■ The problem
Collect each line of the entries that holds the string "icon".

■ Records provided
----
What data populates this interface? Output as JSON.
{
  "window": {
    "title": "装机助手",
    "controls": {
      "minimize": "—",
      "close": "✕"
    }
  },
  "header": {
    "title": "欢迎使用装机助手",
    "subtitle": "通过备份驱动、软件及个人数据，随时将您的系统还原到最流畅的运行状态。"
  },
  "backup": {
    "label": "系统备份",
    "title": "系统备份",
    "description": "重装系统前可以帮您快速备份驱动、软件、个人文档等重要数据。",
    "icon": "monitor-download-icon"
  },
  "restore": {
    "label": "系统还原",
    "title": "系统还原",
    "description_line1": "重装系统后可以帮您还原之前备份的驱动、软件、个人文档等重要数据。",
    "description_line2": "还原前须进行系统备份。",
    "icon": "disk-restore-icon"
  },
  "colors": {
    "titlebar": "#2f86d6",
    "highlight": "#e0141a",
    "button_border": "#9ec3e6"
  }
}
----
■ Result of this task
    "icon": "monitor-download-icon"
    "icon": "disk-restore-icon"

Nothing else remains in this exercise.